- _TASK DESCRIPTION_: In the listing below, find every line with the string "this" and pull it out.

>> Start

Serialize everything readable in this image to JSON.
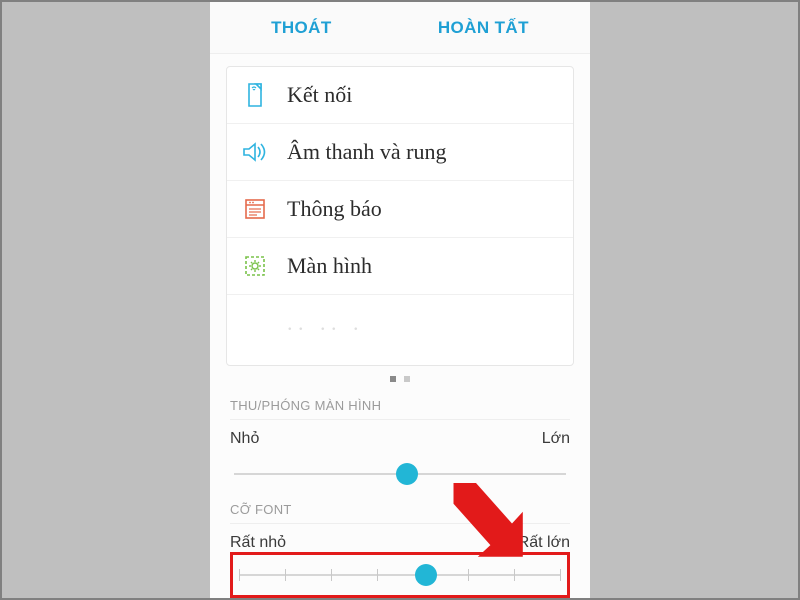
{
  "header": {
    "cancel": "THOÁT",
    "done": "HOÀN TẤT"
  },
  "preview": {
    "items": [
      {
        "id": "connections",
        "label": "Kết nối"
      },
      {
        "id": "sound",
        "label": "Âm thanh và rung"
      },
      {
        "id": "notifications",
        "label": "Thông báo"
      },
      {
        "id": "display",
        "label": "Màn hình"
      }
    ]
  },
  "zoom": {
    "title": "THU/PHÓNG MÀN HÌNH",
    "min_label": "Nhỏ",
    "max_label": "Lớn",
    "value_pct": 52
  },
  "font": {
    "title": "CỠ FONT",
    "min_label": "Rất nhỏ",
    "max_label": "Rất lớn",
    "ticks": 8,
    "value_pct": 58
  },
  "colors": {
    "accent": "#22b6d6",
    "link": "#1fa0d4",
    "highlight": "#e21a1a"
  }
}
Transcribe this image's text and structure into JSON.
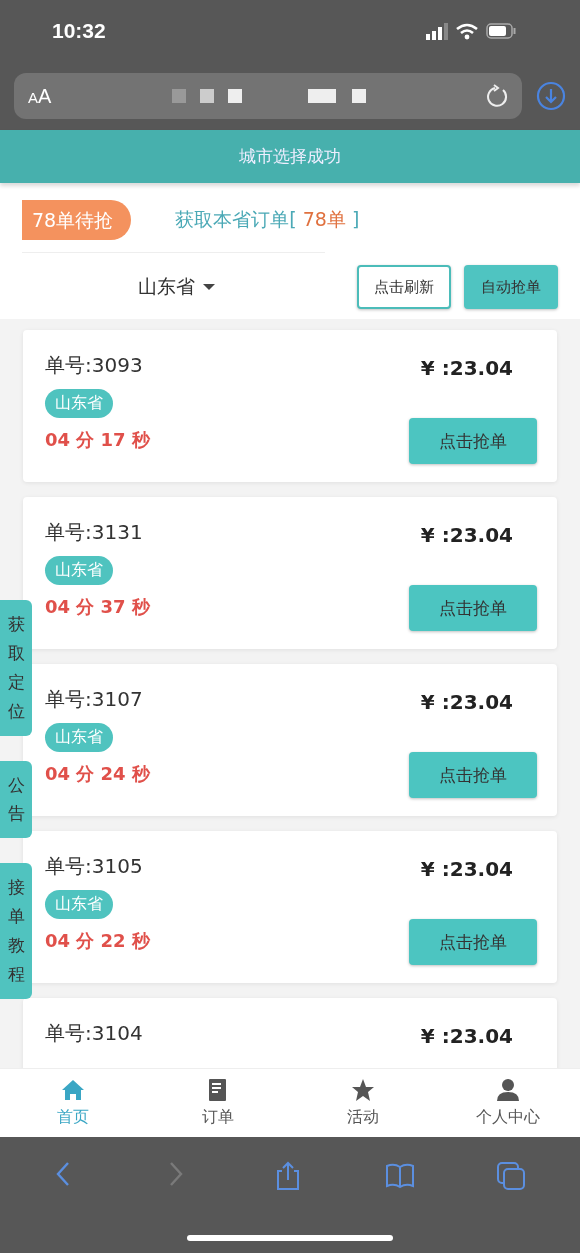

>> End

- _RESPONSE_:
Serialize everything readable in this image to JSON.
Transcribe this image's text and structure into JSON.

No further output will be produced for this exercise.